--- Records for this task ---

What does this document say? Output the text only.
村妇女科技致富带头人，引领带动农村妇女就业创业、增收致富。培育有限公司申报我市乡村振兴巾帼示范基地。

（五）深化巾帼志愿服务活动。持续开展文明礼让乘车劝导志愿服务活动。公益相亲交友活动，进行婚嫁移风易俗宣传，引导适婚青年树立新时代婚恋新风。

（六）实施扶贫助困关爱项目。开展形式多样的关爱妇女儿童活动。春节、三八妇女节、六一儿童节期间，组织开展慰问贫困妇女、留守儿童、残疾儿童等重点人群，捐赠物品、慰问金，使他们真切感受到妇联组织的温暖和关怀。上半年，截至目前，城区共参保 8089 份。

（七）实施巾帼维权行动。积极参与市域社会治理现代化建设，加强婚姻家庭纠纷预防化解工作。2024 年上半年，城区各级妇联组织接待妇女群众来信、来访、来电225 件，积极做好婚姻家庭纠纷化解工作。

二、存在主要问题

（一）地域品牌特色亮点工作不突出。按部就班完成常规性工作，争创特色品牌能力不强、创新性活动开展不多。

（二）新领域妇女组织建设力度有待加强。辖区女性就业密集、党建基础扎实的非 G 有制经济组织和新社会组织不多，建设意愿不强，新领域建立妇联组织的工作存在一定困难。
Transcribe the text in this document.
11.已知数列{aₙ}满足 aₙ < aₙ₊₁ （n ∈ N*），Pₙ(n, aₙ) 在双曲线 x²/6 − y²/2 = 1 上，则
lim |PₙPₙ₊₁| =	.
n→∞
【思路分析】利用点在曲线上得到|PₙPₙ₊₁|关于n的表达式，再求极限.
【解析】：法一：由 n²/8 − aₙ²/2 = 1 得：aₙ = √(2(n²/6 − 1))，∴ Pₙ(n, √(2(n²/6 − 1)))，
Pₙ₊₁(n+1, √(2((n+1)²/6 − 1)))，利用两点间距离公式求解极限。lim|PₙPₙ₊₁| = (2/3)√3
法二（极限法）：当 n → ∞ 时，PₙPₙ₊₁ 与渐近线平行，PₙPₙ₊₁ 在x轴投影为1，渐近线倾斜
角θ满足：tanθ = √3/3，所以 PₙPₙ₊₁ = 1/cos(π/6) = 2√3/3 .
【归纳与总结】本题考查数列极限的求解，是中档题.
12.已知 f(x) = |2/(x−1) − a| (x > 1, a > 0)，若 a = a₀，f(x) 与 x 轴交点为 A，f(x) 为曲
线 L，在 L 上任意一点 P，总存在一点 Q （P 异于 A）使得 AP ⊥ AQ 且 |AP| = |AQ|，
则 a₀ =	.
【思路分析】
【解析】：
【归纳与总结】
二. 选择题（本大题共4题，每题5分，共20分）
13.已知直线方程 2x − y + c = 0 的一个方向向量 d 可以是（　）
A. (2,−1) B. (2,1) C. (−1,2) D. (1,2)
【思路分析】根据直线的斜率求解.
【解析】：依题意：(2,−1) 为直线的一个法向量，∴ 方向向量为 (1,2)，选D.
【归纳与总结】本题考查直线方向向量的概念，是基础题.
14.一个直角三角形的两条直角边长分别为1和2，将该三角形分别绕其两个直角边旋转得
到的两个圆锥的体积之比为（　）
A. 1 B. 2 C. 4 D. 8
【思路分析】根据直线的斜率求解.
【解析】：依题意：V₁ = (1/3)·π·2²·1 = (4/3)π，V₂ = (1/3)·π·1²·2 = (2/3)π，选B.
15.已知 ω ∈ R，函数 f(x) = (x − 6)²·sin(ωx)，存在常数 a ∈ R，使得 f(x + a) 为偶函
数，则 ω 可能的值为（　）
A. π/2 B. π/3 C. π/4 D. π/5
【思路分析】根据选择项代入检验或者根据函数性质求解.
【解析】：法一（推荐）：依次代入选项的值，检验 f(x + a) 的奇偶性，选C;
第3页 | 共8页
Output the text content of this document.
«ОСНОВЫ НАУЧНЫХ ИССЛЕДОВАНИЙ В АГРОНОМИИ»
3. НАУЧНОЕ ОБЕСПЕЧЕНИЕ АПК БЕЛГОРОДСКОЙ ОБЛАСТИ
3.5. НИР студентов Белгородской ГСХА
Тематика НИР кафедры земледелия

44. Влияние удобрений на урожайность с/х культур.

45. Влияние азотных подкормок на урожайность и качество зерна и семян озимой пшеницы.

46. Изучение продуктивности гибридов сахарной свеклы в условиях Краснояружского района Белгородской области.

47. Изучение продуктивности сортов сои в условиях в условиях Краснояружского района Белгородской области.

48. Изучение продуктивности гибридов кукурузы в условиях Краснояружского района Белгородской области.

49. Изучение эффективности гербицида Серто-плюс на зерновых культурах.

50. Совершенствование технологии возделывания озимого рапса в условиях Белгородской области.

---

» What you should do:
Copy the material above back out, exactly as written.

» Finished answer:
What does this document say? Output the text only.
村妇女科技致富带头人，引领带动农村妇女就业创业、增收致富。培育有限公司申报我市乡村振兴巾帼示范基地。

（五）深化巾帼志愿服务活动。持续开展文明礼让乘车劝导志愿服务活动。公益相亲交友活动，进行婚嫁移风易俗宣传，引导适婚青年树立新时代婚恋新风。

（六）实施扶贫助困关爱项目。开展形式多样的关爱妇女儿童活动。春节、三八妇女节、六一儿童节期间，组织开展慰问贫困妇女、留守儿童、残疾儿童等重点人群，捐赠物品、慰问金，使他们真切感受到妇联组织的温暖和关怀。上半年，截至目前，城区共参保 8089 份。

（七）实施巾帼维权行动。积极参与市域社会治理现代化建设，加强婚姻家庭纠纷预防化解工作。2024 年上半年，城区各级妇联组织接待妇女群众来信、来访、来电225 件，积极做好婚姻家庭纠纷化解工作。

二、存在主要问题

（一）地域品牌特色亮点工作不突出。按部就班完成常规性工作，争创特色品牌能力不强、创新性活动开展不多。

（二）新领域妇女组织建设力度有待加强。辖区女性就业密集、党建基础扎实的非 G 有制经济组织和新社会组织不多，建设意愿不强，新领域建立妇联组织的工作存在一定困难。
Transcribe the text in this document.
11.已知数列{aₙ}满足 aₙ < aₙ₊₁ （n ∈ N*），Pₙ(n, aₙ) 在双曲线 x²/6 − y²/2 = 1 上，则
lim |PₙPₙ₊₁| =	.
n→∞
【思路分析】利用点在曲线上得到|PₙPₙ₊₁|关于n的表达式，再求极限.
【解析】：法一：由 n²/8 − aₙ²/2 = 1 得：aₙ = √(2(n²/6 − 1))，∴ Pₙ(n, √(2(n²/6 − 1)))，
Pₙ₊₁(n+1, √(2((n+1)²/6 − 1)))，利用两点间距离公式求解极限。lim|PₙPₙ₊₁| = (2/3)√3
法二（极限法）：当 n → ∞ 时，PₙPₙ₊₁ 与渐近线平行，PₙPₙ₊₁ 在x轴投影为1，渐近线倾斜
角θ满足：tanθ = √3/3，所以 PₙPₙ₊₁ = 1/cos(π/6) = 2√3/3 .
【归纳与总结】本题考查数列极限的求解，是中档题.
12.已知 f(x) = |2/(x−1) − a| (x > 1, a > 0)，若 a = a₀，f(x) 与 x 轴交点为 A，f(x) 为曲
线 L，在 L 上任意一点 P，总存在一点 Q （P 异于 A）使得 AP ⊥ AQ 且 |AP| = |AQ|，
则 a₀ =	.
【思路分析】
【解析】：
【归纳与总结】
二. 选择题（本大题共4题，每题5分，共20分）
13.已知直线方程 2x − y + c = 0 的一个方向向量 d 可以是（　）
A. (2,−1) B. (2,1) C. (−1,2) D. (1,2)
【思路分析】根据直线的斜率求解.
【解析】：依题意：(2,−1) 为直线的一个法向量，∴ 方向向量为 (1,2)，选D.
【归纳与总结】本题考查直线方向向量的概念，是基础题.
14.一个直角三角形的两条直角边长分别为1和2，将该三角形分别绕其两个直角边旋转得
到的两个圆锥的体积之比为（　）
A. 1 B. 2 C. 4 D. 8
【思路分析】根据直线的斜率求解.
【解析】：依题意：V₁ = (1/3)·π·2²·1 = (4/3)π，V₂ = (1/3)·π·1²·2 = (2/3)π，选B.
15.已知 ω ∈ R，函数 f(x) = (x − 6)²·sin(ωx)，存在常数 a ∈ R，使得 f(x + a) 为偶函
数，则 ω 可能的值为（　）
A. π/2 B. π/3 C. π/4 D. π/5
【思路分析】根据选择项代入检验或者根据函数性质求解.
【解析】：法一（推荐）：依次代入选项的值，检验 f(x + a) 的奇偶性，选C;
第3页 | 共8页
Output the text content of this document.
«ОСНОВЫ НАУЧНЫХ ИССЛЕДОВАНИЙ В АГРОНОМИИ»
3. НАУЧНОЕ ОБЕСПЕЧЕНИЕ АПК БЕЛГОРОДСКОЙ ОБЛАСТИ
3.5. НИР студентов Белгородской ГСХА
Тематика НИР кафедры земледелия

44. Влияние удобрений на урожайность с/х культур.

45. Влияние азотных подкормок на урожайность и качество зерна и семян озимой пшеницы.

46. Изучение продуктивности гибридов сахарной свеклы в условиях Краснояружского района Белгородской области.

47. Изучение продуктивности сортов сои в условиях в условиях Краснояружского района Белгородской области.

48. Изучение продуктивности гибридов кукурузы в условиях Краснояружского района Белгородской области.

49. Изучение эффективности гербицида Серто-плюс на зерновых культурах.

50. Совершенствование технологии возделывания озимого рапса в условиях Белгородской области.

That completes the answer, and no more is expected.